→ WHAT TO PRODUCE
Please print the full listing exactly.

→ LISTED ENTRIES
★ ★ ★ ★

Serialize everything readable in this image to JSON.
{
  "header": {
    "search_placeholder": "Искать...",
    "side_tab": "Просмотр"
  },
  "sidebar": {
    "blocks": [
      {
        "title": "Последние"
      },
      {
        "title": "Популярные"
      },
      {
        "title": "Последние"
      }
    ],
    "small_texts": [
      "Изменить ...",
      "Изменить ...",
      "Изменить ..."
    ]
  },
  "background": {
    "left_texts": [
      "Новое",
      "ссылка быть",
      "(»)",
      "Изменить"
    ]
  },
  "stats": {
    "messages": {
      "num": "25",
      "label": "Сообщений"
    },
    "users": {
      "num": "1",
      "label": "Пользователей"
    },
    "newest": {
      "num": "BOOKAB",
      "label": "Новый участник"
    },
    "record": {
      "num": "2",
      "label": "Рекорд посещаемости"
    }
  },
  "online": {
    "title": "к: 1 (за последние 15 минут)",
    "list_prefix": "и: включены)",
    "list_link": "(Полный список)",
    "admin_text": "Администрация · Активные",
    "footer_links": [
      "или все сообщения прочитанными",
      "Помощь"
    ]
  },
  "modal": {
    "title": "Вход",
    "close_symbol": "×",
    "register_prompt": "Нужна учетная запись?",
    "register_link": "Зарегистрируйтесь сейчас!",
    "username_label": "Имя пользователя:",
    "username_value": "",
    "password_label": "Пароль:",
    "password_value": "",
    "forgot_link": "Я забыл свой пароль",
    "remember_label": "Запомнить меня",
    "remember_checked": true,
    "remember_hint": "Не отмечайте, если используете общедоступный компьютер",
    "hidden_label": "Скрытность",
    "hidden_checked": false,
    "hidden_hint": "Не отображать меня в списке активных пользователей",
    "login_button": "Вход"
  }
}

★ ★ ★ ★

→ ANSWER TO THIS EXERCISE
Serialize everything readable in this image to JSON.
{
  "header": {
    "search_placeholder": "Искать...",
    "side_tab": "Просмотр"
  },
  "sidebar": {
    "blocks": [
      {
        "title": "Последние"
      },
      {
        "title": "Популярные"
      },
      {
        "title": "Последние"
      }
    ],
    "small_texts": [
      "Изменить ...",
      "Изменить ...",
      "Изменить ..."
    ]
  },
  "background": {
    "left_texts": [
      "Новое",
      "ссылка быть",
      "(»)",
      "Изменить"
    ]
  },
  "stats": {
    "messages": {
      "num": "25",
      "label": "Сообщений"
    },
    "users": {
      "num": "1",
      "label": "Пользователей"
    },
    "newest": {
      "num": "BOOKAB",
      "label": "Новый участник"
    },
    "record": {
      "num": "2",
      "label": "Рекорд посещаемости"
    }
  },
  "online": {
    "title": "к: 1 (за последние 15 минут)",
    "list_prefix": "и: включены)",
    "list_link": "(Полный список)",
    "admin_text": "Администрация · Активные",
    "footer_links": [
      "или все сообщения прочитанными",
      "Помощь"
    ]
  },
  "modal": {
    "title": "Вход",
    "close_symbol": "×",
    "register_prompt": "Нужна учетная запись?",
    "register_link": "Зарегистрируйтесь сейчас!",
    "username_label": "Имя пользователя:",
    "username_value": "",
    "password_label": "Пароль:",
    "password_value": "",
    "forgot_link": "Я забыл свой пароль",
    "remember_label": "Запомнить меня",
    "remember_checked": true,
    "remember_hint": "Не отмечайте, если используете общедоступный компьютер",
    "hidden_label": "Скрытность",
    "hidden_checked": false,
    "hidden_hint": "Не отображать меня в списке активных пользователей",
    "login_button": "Вход"
  }
}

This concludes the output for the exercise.